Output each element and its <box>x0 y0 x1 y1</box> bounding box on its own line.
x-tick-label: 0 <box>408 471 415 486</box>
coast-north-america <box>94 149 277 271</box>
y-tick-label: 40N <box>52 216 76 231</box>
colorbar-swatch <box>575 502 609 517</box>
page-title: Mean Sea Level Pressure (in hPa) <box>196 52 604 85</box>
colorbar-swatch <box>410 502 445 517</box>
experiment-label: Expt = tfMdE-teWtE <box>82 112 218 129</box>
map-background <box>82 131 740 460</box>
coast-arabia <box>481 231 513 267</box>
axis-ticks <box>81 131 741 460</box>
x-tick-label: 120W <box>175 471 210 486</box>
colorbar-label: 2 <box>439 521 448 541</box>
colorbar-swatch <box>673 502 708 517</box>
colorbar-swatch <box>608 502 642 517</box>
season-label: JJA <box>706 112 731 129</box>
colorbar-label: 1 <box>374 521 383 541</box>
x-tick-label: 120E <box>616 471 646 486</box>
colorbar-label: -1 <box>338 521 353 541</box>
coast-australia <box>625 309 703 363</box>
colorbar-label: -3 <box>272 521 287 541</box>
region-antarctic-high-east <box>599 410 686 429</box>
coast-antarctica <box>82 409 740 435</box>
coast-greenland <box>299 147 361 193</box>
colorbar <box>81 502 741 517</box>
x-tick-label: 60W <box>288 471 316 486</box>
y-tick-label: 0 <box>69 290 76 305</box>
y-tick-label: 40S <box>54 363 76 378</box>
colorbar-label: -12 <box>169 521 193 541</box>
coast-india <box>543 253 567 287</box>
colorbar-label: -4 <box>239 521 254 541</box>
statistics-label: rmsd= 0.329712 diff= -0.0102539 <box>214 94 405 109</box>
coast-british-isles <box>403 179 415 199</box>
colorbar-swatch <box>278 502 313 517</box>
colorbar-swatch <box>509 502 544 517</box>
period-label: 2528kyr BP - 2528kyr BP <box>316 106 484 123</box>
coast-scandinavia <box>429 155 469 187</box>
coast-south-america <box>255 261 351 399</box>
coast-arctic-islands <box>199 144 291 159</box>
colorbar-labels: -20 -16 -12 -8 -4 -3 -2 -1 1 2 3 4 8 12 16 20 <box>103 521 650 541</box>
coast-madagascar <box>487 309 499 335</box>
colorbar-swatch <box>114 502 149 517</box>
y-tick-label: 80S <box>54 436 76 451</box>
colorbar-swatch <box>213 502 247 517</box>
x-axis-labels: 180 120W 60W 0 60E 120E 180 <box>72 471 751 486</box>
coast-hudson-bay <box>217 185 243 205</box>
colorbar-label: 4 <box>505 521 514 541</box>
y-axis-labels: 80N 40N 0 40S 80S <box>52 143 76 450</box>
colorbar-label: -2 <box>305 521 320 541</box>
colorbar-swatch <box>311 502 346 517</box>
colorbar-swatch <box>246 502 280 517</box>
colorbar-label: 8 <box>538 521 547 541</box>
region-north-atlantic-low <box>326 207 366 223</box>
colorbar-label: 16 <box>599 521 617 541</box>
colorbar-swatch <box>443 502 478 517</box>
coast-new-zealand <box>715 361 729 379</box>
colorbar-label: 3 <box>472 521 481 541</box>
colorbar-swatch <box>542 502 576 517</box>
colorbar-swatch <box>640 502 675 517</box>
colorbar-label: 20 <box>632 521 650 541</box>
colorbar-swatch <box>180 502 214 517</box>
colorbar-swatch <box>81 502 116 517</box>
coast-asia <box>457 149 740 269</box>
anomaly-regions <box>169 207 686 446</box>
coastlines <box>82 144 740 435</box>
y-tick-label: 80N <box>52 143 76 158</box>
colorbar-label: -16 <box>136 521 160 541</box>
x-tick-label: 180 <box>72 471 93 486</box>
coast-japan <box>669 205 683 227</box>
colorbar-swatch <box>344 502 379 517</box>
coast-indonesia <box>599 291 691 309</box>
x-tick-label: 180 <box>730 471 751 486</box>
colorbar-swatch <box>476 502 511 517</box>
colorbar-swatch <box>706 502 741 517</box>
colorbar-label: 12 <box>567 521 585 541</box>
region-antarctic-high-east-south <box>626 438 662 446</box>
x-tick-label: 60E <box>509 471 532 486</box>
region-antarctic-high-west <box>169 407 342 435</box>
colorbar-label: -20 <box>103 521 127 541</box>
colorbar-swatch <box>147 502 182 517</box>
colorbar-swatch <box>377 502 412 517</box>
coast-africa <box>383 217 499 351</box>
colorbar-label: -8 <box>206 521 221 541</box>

_ЧТО ТРЕБУЕТСЯ_
Перепишите все строки выше без единого изменения.

_ОТВЕТ НА ЗАДАНИЕ_
Output each element and its <box>x0 y0 x1 y1</box> bounding box on its own line.
x-tick-label: 0 <box>408 471 415 486</box>
coast-north-america <box>94 149 277 271</box>
y-tick-label: 40N <box>52 216 76 231</box>
colorbar-swatch <box>575 502 609 517</box>
page-title: Mean Sea Level Pressure (in hPa) <box>196 52 604 85</box>
colorbar-swatch <box>410 502 445 517</box>
experiment-label: Expt = tfMdE-teWtE <box>82 112 218 129</box>
map-background <box>82 131 740 460</box>
coast-arabia <box>481 231 513 267</box>
axis-ticks <box>81 131 741 460</box>
x-tick-label: 120W <box>175 471 210 486</box>
colorbar-label: 2 <box>439 521 448 541</box>
colorbar-swatch <box>673 502 708 517</box>
colorbar-swatch <box>608 502 642 517</box>
season-label: JJA <box>706 112 731 129</box>
colorbar-label: 1 <box>374 521 383 541</box>
x-tick-label: 120E <box>616 471 646 486</box>
colorbar-label: -1 <box>338 521 353 541</box>
coast-australia <box>625 309 703 363</box>
colorbar-label: -3 <box>272 521 287 541</box>
region-antarctic-high-east <box>599 410 686 429</box>
coast-antarctica <box>82 409 740 435</box>
coast-greenland <box>299 147 361 193</box>
colorbar <box>81 502 741 517</box>
x-tick-label: 60W <box>288 471 316 486</box>
y-tick-label: 0 <box>69 290 76 305</box>
y-tick-label: 40S <box>54 363 76 378</box>
colorbar-label: -12 <box>169 521 193 541</box>
coast-india <box>543 253 567 287</box>
colorbar-label: -4 <box>239 521 254 541</box>
statistics-label: rmsd= 0.329712 diff= -0.0102539 <box>214 94 405 109</box>
coast-british-isles <box>403 179 415 199</box>
colorbar-swatch <box>278 502 313 517</box>
colorbar-swatch <box>509 502 544 517</box>
period-label: 2528kyr BP - 2528kyr BP <box>316 106 484 123</box>
coast-scandinavia <box>429 155 469 187</box>
coast-south-america <box>255 261 351 399</box>
coast-arctic-islands <box>199 144 291 159</box>
colorbar-labels: -20 -16 -12 -8 -4 -3 -2 -1 1 2 3 4 8 12 16 20 <box>103 521 650 541</box>
coast-madagascar <box>487 309 499 335</box>
colorbar-swatch <box>114 502 149 517</box>
y-tick-label: 80S <box>54 436 76 451</box>
colorbar-swatch <box>213 502 247 517</box>
x-axis-labels: 180 120W 60W 0 60E 120E 180 <box>72 471 751 486</box>
coast-hudson-bay <box>217 185 243 205</box>
colorbar-label: 4 <box>505 521 514 541</box>
y-axis-labels: 80N 40N 0 40S 80S <box>52 143 76 450</box>
colorbar-label: -2 <box>305 521 320 541</box>
colorbar-swatch <box>311 502 346 517</box>
colorbar-swatch <box>246 502 280 517</box>
colorbar-label: 8 <box>538 521 547 541</box>
region-north-atlantic-low <box>326 207 366 223</box>
colorbar-label: 16 <box>599 521 617 541</box>
colorbar-swatch <box>443 502 478 517</box>
coast-new-zealand <box>715 361 729 379</box>
colorbar-label: 3 <box>472 521 481 541</box>
colorbar-swatch <box>542 502 576 517</box>
colorbar-swatch <box>640 502 675 517</box>
colorbar-label: 20 <box>632 521 650 541</box>
colorbar-swatch <box>180 502 214 517</box>
colorbar-swatch <box>81 502 116 517</box>
coast-asia <box>457 149 740 269</box>
anomaly-regions <box>169 207 686 446</box>
coastlines <box>82 144 740 435</box>
y-tick-label: 80N <box>52 143 76 158</box>
colorbar-label: -16 <box>136 521 160 541</box>
x-tick-label: 180 <box>72 471 93 486</box>
coast-japan <box>669 205 683 227</box>
colorbar-swatch <box>344 502 379 517</box>
coast-indonesia <box>599 291 691 309</box>
x-tick-label: 180 <box>730 471 751 486</box>
colorbar-swatch <box>476 502 511 517</box>
colorbar-swatch <box>706 502 741 517</box>
colorbar-label: 12 <box>567 521 585 541</box>
region-antarctic-high-east-south <box>626 438 662 446</box>
x-tick-label: 60E <box>509 471 532 486</box>
region-antarctic-high-west <box>169 407 342 435</box>
colorbar-label: -20 <box>103 521 127 541</box>
colorbar-swatch <box>147 502 182 517</box>
colorbar-swatch <box>377 502 412 517</box>
coast-africa <box>383 217 499 351</box>
colorbar-label: -8 <box>206 521 221 541</box>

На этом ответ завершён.